:: WHAT YOU SHOULD DO ::
Pull every line of text from the data below without changing a thing, and leave the pictures out of your answer.

(Image layout notes)
• • •
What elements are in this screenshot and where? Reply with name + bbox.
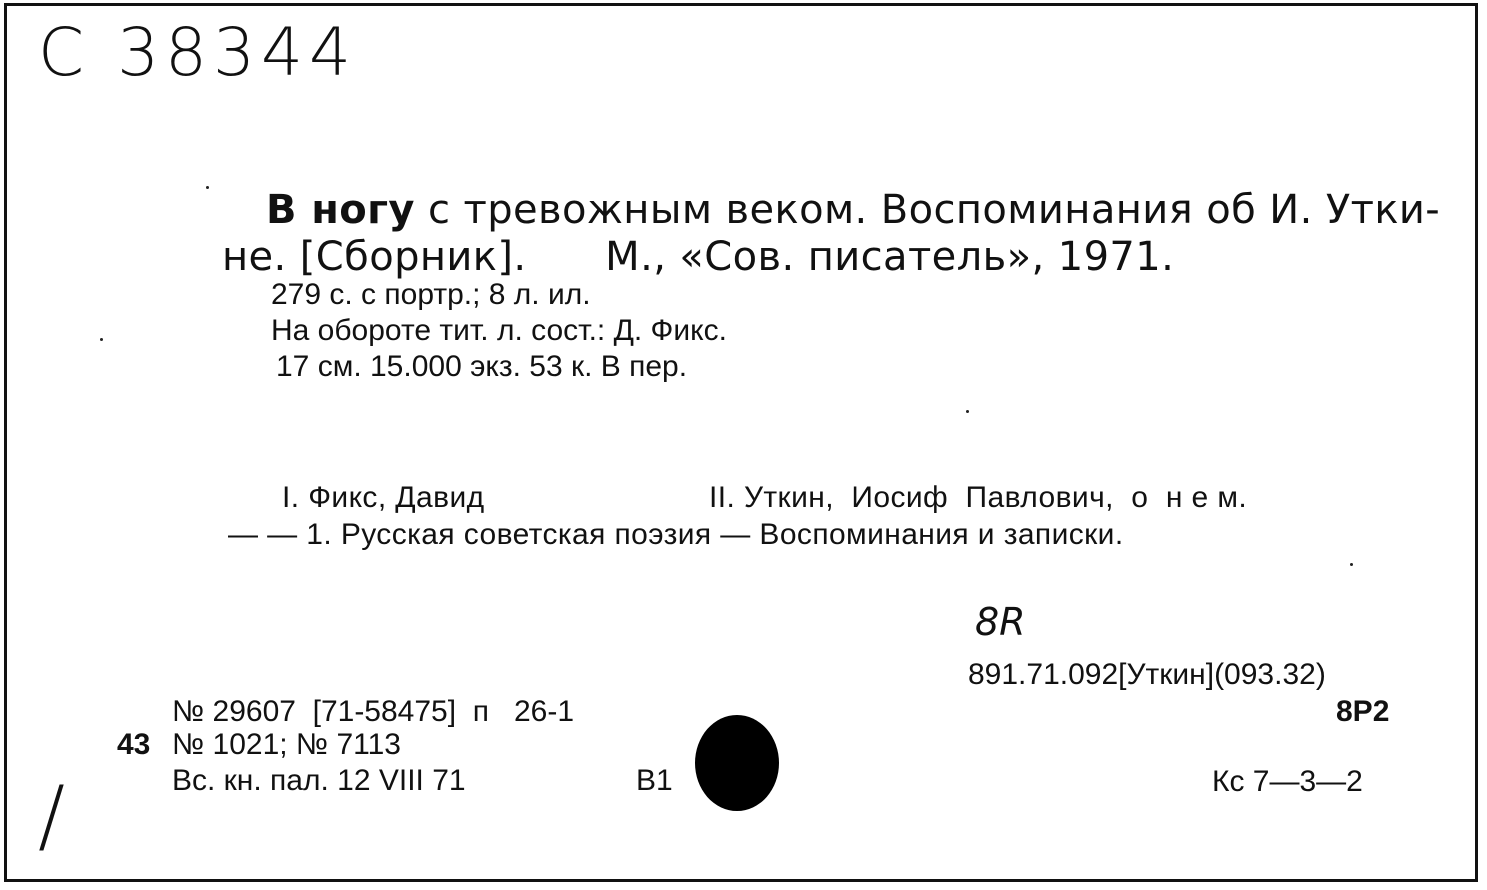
handwritten-call-number: C 38344: [38, 14, 358, 91]
tracing-subject-heading: — — 1. Русская советская поэзия — Воспоминания и записки.: [228, 518, 1124, 551]
registration-line-3: Вс. кн. пал. 12 VIII 71: [172, 764, 466, 797]
registration-line-1: № 29607 [71-58475] п 26-1: [172, 695, 575, 728]
handwritten-mark: 8R: [975, 600, 1026, 644]
scan-speck: [100, 338, 103, 341]
entry-description-line-3: 17 см. 15.000 экз. 53 к. В пер.: [276, 350, 688, 383]
scan-speck: [966, 410, 969, 413]
scan-speck: [206, 186, 209, 189]
punch-hole: [695, 715, 779, 811]
tracing-subject-name: II. Уткин, Иосиф Павлович, о н е м.: [709, 481, 1248, 514]
kc-code: Кс 7—3—2: [1212, 765, 1363, 798]
card-number: 43: [117, 728, 151, 761]
registration-line-2: № 1021; № 7113: [172, 728, 401, 761]
entry-title-line-2: не. [Сборник]. М., «Сов. писатель», 1971.: [222, 234, 1175, 280]
entry-title-line-1: [266, 187, 1441, 233]
shelf-mark: 8Р2: [1336, 695, 1390, 728]
tracing-personal-name: I. Фикс, Давид: [282, 481, 485, 514]
registration-code: В1: [636, 764, 673, 797]
entry-title-rest: с тревожным веком. Воспоминания об И. Утки-: [414, 187, 1441, 233]
entry-description-line-1: 279 с. с портр.; 8 л. ил.: [271, 278, 591, 311]
handwritten-slash: /: [38, 769, 65, 862]
classification-code: 891.71.092[Уткин](093.32): [968, 658, 1326, 691]
scan-speck: [1350, 563, 1353, 566]
entry-title-bold: В ногу: [266, 187, 415, 233]
entry-description-line-2: На обороте тит. л. сост.: Д. Фикс.: [271, 314, 727, 347]
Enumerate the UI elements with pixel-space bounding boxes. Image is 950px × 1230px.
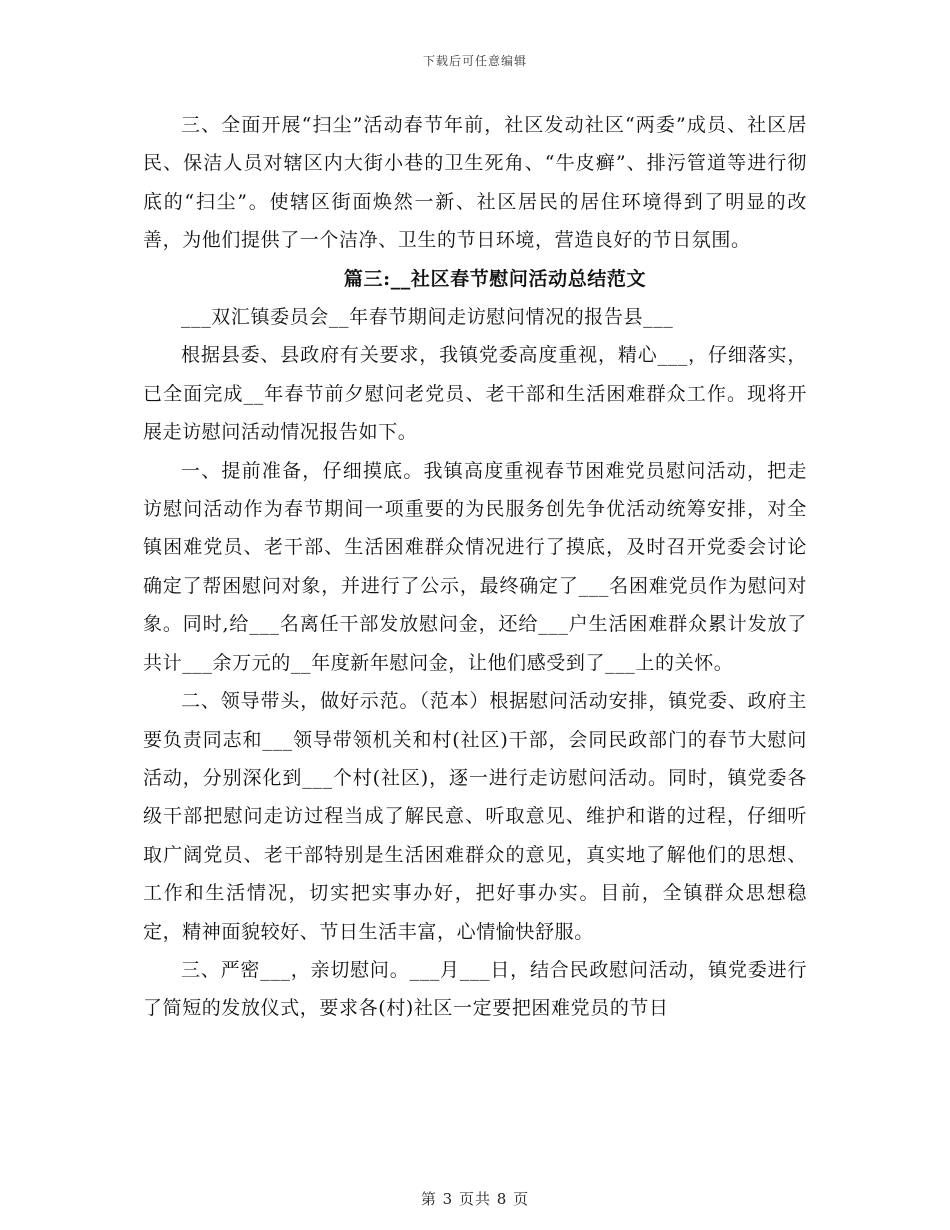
- paragraph-intro: 根据县委、县政府有关要求，我镇党委高度重视，精心___，仔细落实，已全面完成__年春节前夕慰问老党员、老干部和生活困难群众工作。现将开展走访慰问活动情况报告如下。: [143, 344, 807, 444]
- document-body: [143, 106, 807, 1028]
- paragraph-leadership: 二、领导带头，做好示范。（范本）根据慰问活动安排，镇党委、政府主要负责同志和___领导带领机关和村(社区)干部，会同民政部门的春节大慰问活动，分别深化到___个村(社区)，逐一进行走访慰问活动。同时，镇党委各级干部把慰问走访过程当成了解民意、听取意见、维护和谐的过程，仔细听取广阔党员、老干部特别是生活困难群众的意见，真实地了解他们的思想、工作和生活情况，切实把实事办好，把好事办实。目前，全镇群众思想稳定，精神面貌较好、节日生活丰富，心情愉快舒服。: [143, 690, 807, 943]
- paragraph-sweeping-activity: 三、全面开展“扫尘”活动春节年前，社区发动社区“两委”成员、社区居民、保洁人员对辖区内大街小巷的卫生死角、“牛皮癣”、排污管道等进行彻底的“扫尘”。使辖区街面焕然一新、社区居民的居住环境得到了明显的改善，为他们提供了一个洁净、卫生的节日环境，营造良好的节日氛围。: [143, 114, 807, 252]
- section-title: 篇三:__社区春节慰问活动总结范文: [343, 267, 647, 290]
- report-title-line: ___双汇镇委员会__年春节期间走访慰问情况的报告县___: [181, 306, 674, 329]
- paragraph-organization: 三、严密___，亲切慰问。___月___日，结合民政慰问活动，镇党委进行了简短的发放仪式，要求各(村)社区一定要把困难党员的节日: [143, 958, 807, 1020]
- page-number: 第 3 页共 8 页: [420, 1190, 530, 1208]
- page-header-note: 下载后可任意编辑: [422, 54, 527, 68]
- paragraph-preparation: 一、提前准备，仔细摸底。我镇高度重视春节困难党员慰问活动，把走访慰问活动作为春节期间一项重要的为民服务创先争优活动统筹安排，对全镇困难党员、老干部、生活困难群众情况进行了摸底，及时召开党委会讨论确定了帮困慰问对象，并进行了公示，最终确定了___名困难党员作为慰问对象。同时,给___名离任干部发放慰问金，还给___户生活困难群众累计发放了共计___余万元的__年度新年慰问金，让他们感受到了___上的关怀。: [143, 459, 807, 674]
• • •
:: TASK RESPONSE ::
What elements are in this screenshot and where? Reply with name + bbox.
handwritten-call-number: C 38344: [38, 14, 358, 91]
tracing-subject-heading: — — 1. Русская советская поэзия — Воспоминания и записки.: [228, 518, 1124, 551]
registration-line-3: Вс. кн. пал. 12 VIII 71: [172, 764, 466, 797]
registration-line-1: № 29607 [71-58475] п 26-1: [172, 695, 575, 728]
handwritten-mark: 8R: [975, 600, 1026, 644]
scan-speck: [100, 338, 103, 341]
entry-description-line-3: 17 см. 15.000 экз. 53 к. В пер.: [276, 350, 688, 383]
scan-speck: [966, 410, 969, 413]
scan-speck: [206, 186, 209, 189]
punch-hole: [695, 715, 779, 811]
tracing-subject-name: II. Уткин, Иосиф Павлович, о н е м.: [709, 481, 1248, 514]
kc-code: Кс 7—3—2: [1212, 765, 1363, 798]
card-number: 43: [117, 728, 151, 761]
registration-line-2: № 1021; № 7113: [172, 728, 401, 761]
entry-title-line-2: не. [Сборник]. М., «Сов. писатель», 1971.: [222, 234, 1175, 280]
entry-title-line-1: [266, 187, 1441, 233]
shelf-mark: 8Р2: [1336, 695, 1390, 728]
tracing-personal-name: I. Фикс, Давид: [282, 481, 485, 514]
registration-code: В1: [636, 764, 673, 797]
entry-title-rest: с тревожным веком. Воспоминания об И. Утки-: [414, 187, 1441, 233]
entry-description-line-1: 279 с. с портр.; 8 л. ил.: [271, 278, 591, 311]
handwritten-slash: /: [38, 769, 65, 862]
classification-code: 891.71.092[Уткин](093.32): [968, 658, 1326, 691]
scan-speck: [1350, 563, 1353, 566]
entry-title-bold: В ногу: [266, 187, 415, 233]
entry-description-line-2: На обороте тит. л. сост.: Д. Фикс.: [271, 314, 727, 347]
Enumerate the UI elements with pixel-space bounding boxes. Image is 950px × 1230px.
- paragraph-intro: 根据县委、县政府有关要求，我镇党委高度重视，精心___，仔细落实，已全面完成__年春节前夕慰问老党员、老干部和生活困难群众工作。现将开展走访慰问活动情况报告如下。: [143, 344, 807, 444]
- document-body: [143, 106, 807, 1028]
- paragraph-leadership: 二、领导带头，做好示范。（范本）根据慰问活动安排，镇党委、政府主要负责同志和___领导带领机关和村(社区)干部，会同民政部门的春节大慰问活动，分别深化到___个村(社区)，逐一进行走访慰问活动。同时，镇党委各级干部把慰问走访过程当成了解民意、听取意见、维护和谐的过程，仔细听取广阔党员、老干部特别是生活困难群众的意见，真实地了解他们的思想、工作和生活情况，切实把实事办好，把好事办实。目前，全镇群众思想稳定，精神面貌较好、节日生活丰富，心情愉快舒服。: [143, 690, 807, 943]
- paragraph-sweeping-activity: 三、全面开展“扫尘”活动春节年前，社区发动社区“两委”成员、社区居民、保洁人员对辖区内大街小巷的卫生死角、“牛皮癣”、排污管道等进行彻底的“扫尘”。使辖区街面焕然一新、社区居民的居住环境得到了明显的改善，为他们提供了一个洁净、卫生的节日环境，营造良好的节日氛围。: [143, 114, 807, 252]
- section-title: 篇三:__社区春节慰问活动总结范文: [343, 267, 647, 290]
- report-title-line: ___双汇镇委员会__年春节期间走访慰问情况的报告县___: [181, 306, 674, 329]
- paragraph-organization: 三、严密___，亲切慰问。___月___日，结合民政慰问活动，镇党委进行了简短的发放仪式，要求各(村)社区一定要把困难党员的节日: [143, 958, 807, 1020]
- page-number: 第 3 页共 8 页: [420, 1190, 530, 1208]
- page-header-note: 下载后可任意编辑: [422, 54, 527, 68]
- paragraph-preparation: 一、提前准备，仔细摸底。我镇高度重视春节困难党员慰问活动，把走访慰问活动作为春节期间一项重要的为民服务创先争优活动统筹安排，对全镇困难党员、老干部、生活困难群众情况进行了摸底，及时召开党委会讨论确定了帮困慰问对象，并进行了公示，最终确定了___名困难党员作为慰问对象。同时,给___名离任干部发放慰问金，还给___户生活困难群众累计发放了共计___余万元的__年度新年慰问金，让他们感受到了___上的关怀。: [143, 459, 807, 674]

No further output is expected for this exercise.